**TO DO:**
Search the listing below for the string "name" and show each line that contains it.

#####

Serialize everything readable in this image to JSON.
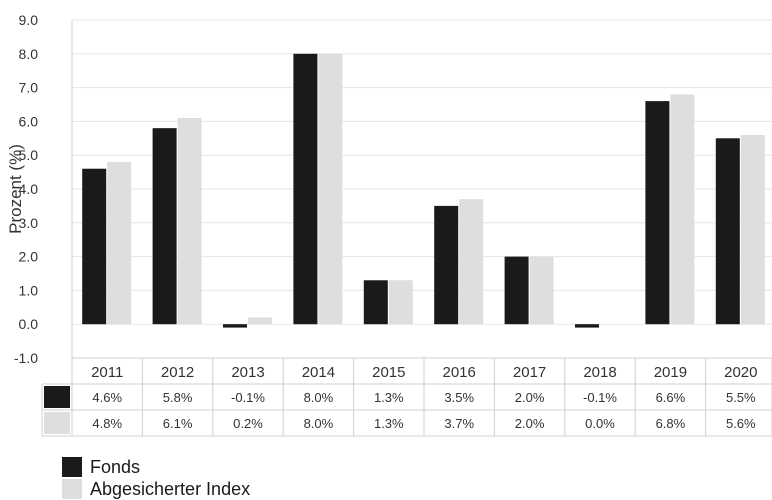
{
  "colors": {
    "series1": "#1a1a1a",
    "series2": "#dedede",
    "grid": "#e6e6e6",
    "axis": "#d0d0d0",
    "text": "#333333"
  },
  "chart_data": {
    "type": "bar",
    "title": "",
    "xlabel": "",
    "ylabel": "Prozent (%)",
    "ylim": [
      -1.0,
      9.0
    ],
    "yticks": [
      -1.0,
      0.0,
      1.0,
      2.0,
      3.0,
      4.0,
      5.0,
      6.0,
      7.0,
      8.0,
      9.0
    ],
    "ytick_labels": [
      "-1.0",
      "0.0",
      "1.0",
      "2.0",
      "3.0",
      "4.0",
      "5.0",
      "6.0",
      "7.0",
      "8.0",
      "9.0"
    ],
    "grid": true,
    "legend_position": "bottom-left",
    "categories": [
      "2011",
      "2012",
      "2013",
      "2014",
      "2015",
      "2016",
      "2017",
      "2018",
      "2019",
      "2020"
    ],
    "series": [
      {
        "name": "Fonds",
        "values": [
          4.6,
          5.8,
          -0.1,
          8.0,
          1.3,
          3.5,
          2.0,
          -0.1,
          6.6,
          5.5
        ],
        "labels": [
          "4.6%",
          "5.8%",
          "-0.1%",
          "8.0%",
          "1.3%",
          "3.5%",
          "2.0%",
          "-0.1%",
          "6.6%",
          "5.5%"
        ]
      },
      {
        "name": "Abgesicherter Index",
        "values": [
          4.8,
          6.1,
          0.2,
          8.0,
          1.3,
          3.7,
          2.0,
          0.0,
          6.8,
          5.6
        ],
        "labels": [
          "4.8%",
          "6.1%",
          "0.2%",
          "8.0%",
          "1.3%",
          "3.7%",
          "2.0%",
          "0.0%",
          "6.8%",
          "5.6%"
        ]
      }
    ]
  }
}
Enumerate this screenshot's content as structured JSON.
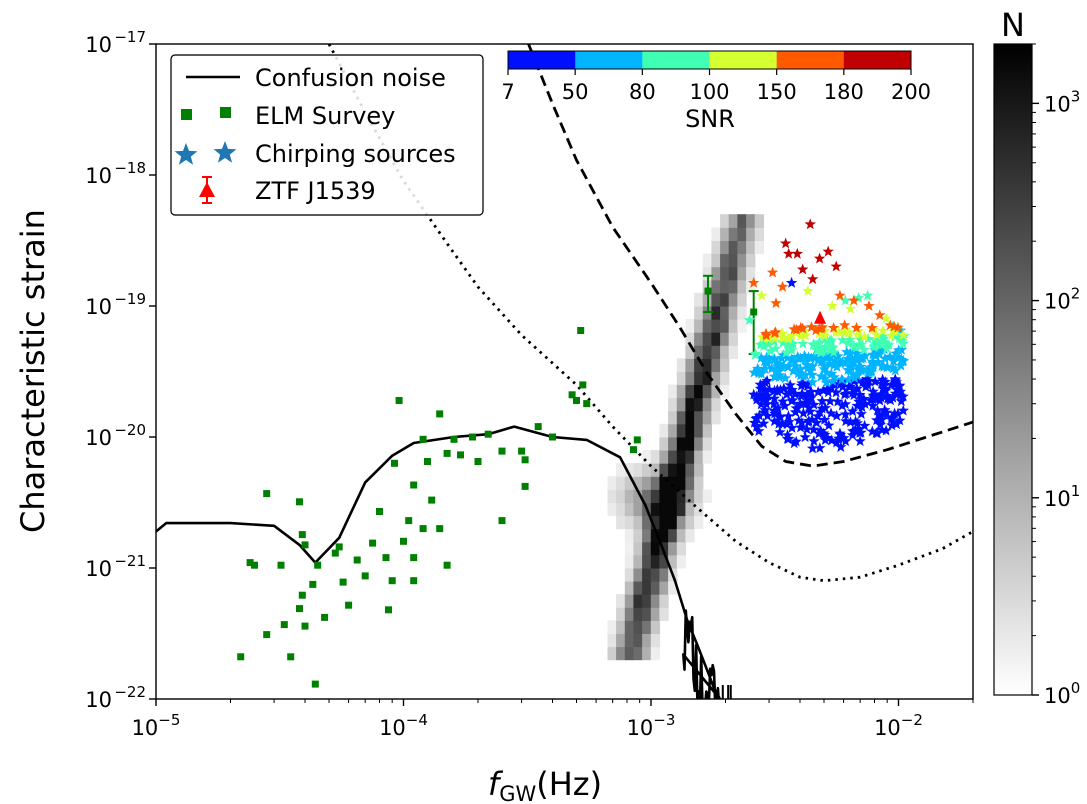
{
  "chart_data": {
    "type": "scatter",
    "xlabel_main": "f",
    "xlabel_sub": "GW",
    "xlabel_unit": "(Hz)",
    "ylabel": "Characteristic strain",
    "xscale": "log",
    "yscale": "log",
    "xlim": [
      1e-05,
      0.02
    ],
    "ylim": [
      1e-22,
      1e-17
    ],
    "x_ticks": [
      {
        "value": 1e-05,
        "base": "10",
        "exp": "−5"
      },
      {
        "value": 0.0001,
        "base": "10",
        "exp": "−4"
      },
      {
        "value": 0.001,
        "base": "10",
        "exp": "−3"
      },
      {
        "value": 0.01,
        "base": "10",
        "exp": "−2"
      }
    ],
    "y_ticks": [
      {
        "value": 1e-22,
        "base": "10",
        "exp": "−22"
      },
      {
        "value": 1e-21,
        "base": "10",
        "exp": "−21"
      },
      {
        "value": 1e-20,
        "base": "10",
        "exp": "−20"
      },
      {
        "value": 1e-19,
        "base": "10",
        "exp": "−19"
      },
      {
        "value": 1e-18,
        "base": "10",
        "exp": "−18"
      },
      {
        "value": 1e-17,
        "base": "10",
        "exp": "−17"
      }
    ],
    "legend": {
      "position": "top-left",
      "entries": [
        "Confusion noise",
        "ELM Survey",
        "Chirping sources",
        "ZTF J1539"
      ]
    },
    "snr_colorbar": {
      "label": "SNR",
      "ticks": [
        "7",
        "50",
        "80",
        "100",
        "150",
        "180",
        "200"
      ],
      "colors": [
        "#0010ff",
        "#00b4ff",
        "#40ffb4",
        "#d4ff30",
        "#ff5a00",
        "#c00000"
      ]
    },
    "density_colorbar": {
      "title": "N",
      "scale": "log",
      "range": [
        1,
        2000
      ],
      "ticks": [
        {
          "value": 1,
          "base": "10",
          "exp": "0"
        },
        {
          "value": 10,
          "base": "10",
          "exp": "1"
        },
        {
          "value": 100,
          "base": "10",
          "exp": "2"
        },
        {
          "value": 1000,
          "base": "10",
          "exp": "3"
        }
      ]
    },
    "series": [
      {
        "name": "Confusion noise",
        "style": "solid",
        "color": "#000000",
        "points": [
          [
            1e-05,
            1.9e-21
          ],
          [
            1.1e-05,
            2.2e-21
          ],
          [
            2e-05,
            2.2e-21
          ],
          [
            3e-05,
            2.1e-21
          ],
          [
            3.8e-05,
            1.5e-21
          ],
          [
            4.4e-05,
            1.1e-21
          ],
          [
            5.5e-05,
            1.7e-21
          ],
          [
            7e-05,
            4.5e-21
          ],
          [
            9e-05,
            7.2e-21
          ],
          [
            0.00011,
            9e-21
          ],
          [
            0.00016,
            1e-20
          ],
          [
            0.00022,
            1.05e-20
          ],
          [
            0.00028,
            1.2e-20
          ],
          [
            0.0004,
            1e-20
          ],
          [
            0.00055,
            9.5e-21
          ],
          [
            0.00075,
            7e-21
          ],
          [
            0.00095,
            3e-21
          ],
          [
            0.0011,
            1.5e-21
          ],
          [
            0.00125,
            8e-22
          ],
          [
            0.0014,
            4e-22
          ],
          [
            0.00155,
            2.5e-22
          ],
          [
            0.0017,
            1.6e-22
          ],
          [
            0.0018,
            1.2e-22
          ],
          [
            0.0019,
            1e-22
          ]
        ]
      },
      {
        "name": "",
        "style": "dashed",
        "color": "#000000",
        "points": [
          [
            0.00032,
            1e-17
          ],
          [
            0.0004,
            3.5e-18
          ],
          [
            0.0005,
            1.3e-18
          ],
          [
            0.0007,
            4e-19
          ],
          [
            0.001,
            1.5e-19
          ],
          [
            0.0013,
            7e-20
          ],
          [
            0.0017,
            3e-20
          ],
          [
            0.0022,
            1.5e-20
          ],
          [
            0.0028,
            8.5e-21
          ],
          [
            0.0035,
            6.5e-21
          ],
          [
            0.0045,
            6e-21
          ],
          [
            0.006,
            6.5e-21
          ],
          [
            0.009,
            8e-21
          ],
          [
            0.013,
            1e-20
          ],
          [
            0.02,
            1.3e-20
          ]
        ]
      },
      {
        "name": "",
        "style": "dotted",
        "color": "#000000",
        "points": [
          [
            5e-05,
            1e-17
          ],
          [
            7e-05,
            3e-18
          ],
          [
            0.0001,
            9e-19
          ],
          [
            0.00015,
            3e-19
          ],
          [
            0.0002,
            1.4e-19
          ],
          [
            0.0003,
            6e-20
          ],
          [
            0.0005,
            2.5e-20
          ],
          [
            0.0007,
            1.2e-20
          ],
          [
            0.001,
            6e-21
          ],
          [
            0.0015,
            3e-21
          ],
          [
            0.0022,
            1.6e-21
          ],
          [
            0.003,
            1.1e-21
          ],
          [
            0.004,
            8.5e-22
          ],
          [
            0.005,
            8e-22
          ],
          [
            0.007,
            8.5e-22
          ],
          [
            0.01,
            1.05e-21
          ],
          [
            0.015,
            1.4e-21
          ],
          [
            0.02,
            1.9e-21
          ]
        ]
      },
      {
        "name": "ELM Survey",
        "marker": "square",
        "color": "#008000",
        "points": [
          [
            2.2e-05,
            2.1e-22
          ],
          [
            2.4e-05,
            1.1e-21
          ],
          [
            2.5e-05,
            1.05e-21
          ],
          [
            2.8e-05,
            3.7e-21
          ],
          [
            2.8e-05,
            3.1e-22
          ],
          [
            3.2e-05,
            1.05e-21
          ],
          [
            3.3e-05,
            3.7e-22
          ],
          [
            3.5e-05,
            2.1e-22
          ],
          [
            3.8e-05,
            3.2e-21
          ],
          [
            3.8e-05,
            4.9e-22
          ],
          [
            3.9e-05,
            1.8e-21
          ],
          [
            3.9e-05,
            6.2e-22
          ],
          [
            4e-05,
            1.5e-21
          ],
          [
            4e-05,
            3.6e-22
          ],
          [
            4.3e-05,
            7.5e-22
          ],
          [
            4.4e-05,
            1.3e-22
          ],
          [
            4.5e-05,
            1.05e-21
          ],
          [
            4.8e-05,
            4.2e-22
          ],
          [
            5.3e-05,
            1.3e-21
          ],
          [
            5.5e-05,
            1.45e-21
          ],
          [
            5.7e-05,
            7.8e-22
          ],
          [
            6e-05,
            5.2e-22
          ],
          [
            6.5e-05,
            1.15e-21
          ],
          [
            7e-05,
            8.7e-22
          ],
          [
            7.5e-05,
            1.55e-21
          ],
          [
            8e-05,
            2.7e-21
          ],
          [
            8.5e-05,
            1.2e-21
          ],
          [
            8.7e-05,
            4.8e-22
          ],
          [
            9e-05,
            8e-22
          ],
          [
            9.2e-05,
            6.3e-21
          ],
          [
            9.6e-05,
            1.9e-20
          ],
          [
            0.0001,
            1.6e-21
          ],
          [
            0.000105,
            2.3e-21
          ],
          [
            0.00011,
            1.2e-21
          ],
          [
            0.00011,
            8e-22
          ],
          [
            0.00011,
            4.3e-21
          ],
          [
            0.00012,
            2e-21
          ],
          [
            0.00012,
            9.6e-21
          ],
          [
            0.000125,
            6.5e-21
          ],
          [
            0.00013,
            3.3e-21
          ],
          [
            0.00014,
            1.5e-20
          ],
          [
            0.00014,
            2e-21
          ],
          [
            0.00015,
            1.05e-21
          ],
          [
            0.00015,
            7.5e-21
          ],
          [
            0.00016,
            9.6e-21
          ],
          [
            0.00017,
            7.3e-21
          ],
          [
            0.00019,
            1e-20
          ],
          [
            0.0002,
            6.5e-21
          ],
          [
            0.00022,
            1.05e-20
          ],
          [
            0.00025,
            7.8e-21
          ],
          [
            0.00025,
            2.3e-21
          ],
          [
            0.0003,
            7.8e-21
          ],
          [
            0.00031,
            6.7e-21
          ],
          [
            0.00031,
            4.2e-21
          ],
          [
            0.00035,
            1.2e-20
          ],
          [
            0.0004,
            1e-20
          ],
          [
            0.00048,
            2.1e-20
          ],
          [
            0.0005,
            1.9e-20
          ],
          [
            0.00052,
            6.5e-20
          ],
          [
            0.00053,
            2.5e-20
          ],
          [
            0.00055,
            1.8e-20
          ],
          [
            0.00085,
            8e-21
          ],
          [
            0.00088,
            9.5e-21
          ]
        ]
      },
      {
        "name": "ZTF J1539",
        "marker": "triangle",
        "color": "#ff0000",
        "points": [
          [
            0.00482,
            8e-20
          ]
        ]
      }
    ],
    "elm_error_bars": [
      {
        "x": 0.0017,
        "y": 1.3e-19,
        "ylo": 9e-20,
        "yhi": 1.7e-19
      },
      {
        "x": 0.0026,
        "y": 9e-20,
        "ylo": 4.3e-20,
        "yhi": 1.3e-19
      }
    ]
  }
}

#####

**CORRECT RESPONSE:**
        "name": "Fonds",
        "name": "Abgesicherter Index",
        "name": "Confusion noise",
        "name": "",
        "name": "",
        "name": "ELM Survey",
        "name": "ZTF J1539",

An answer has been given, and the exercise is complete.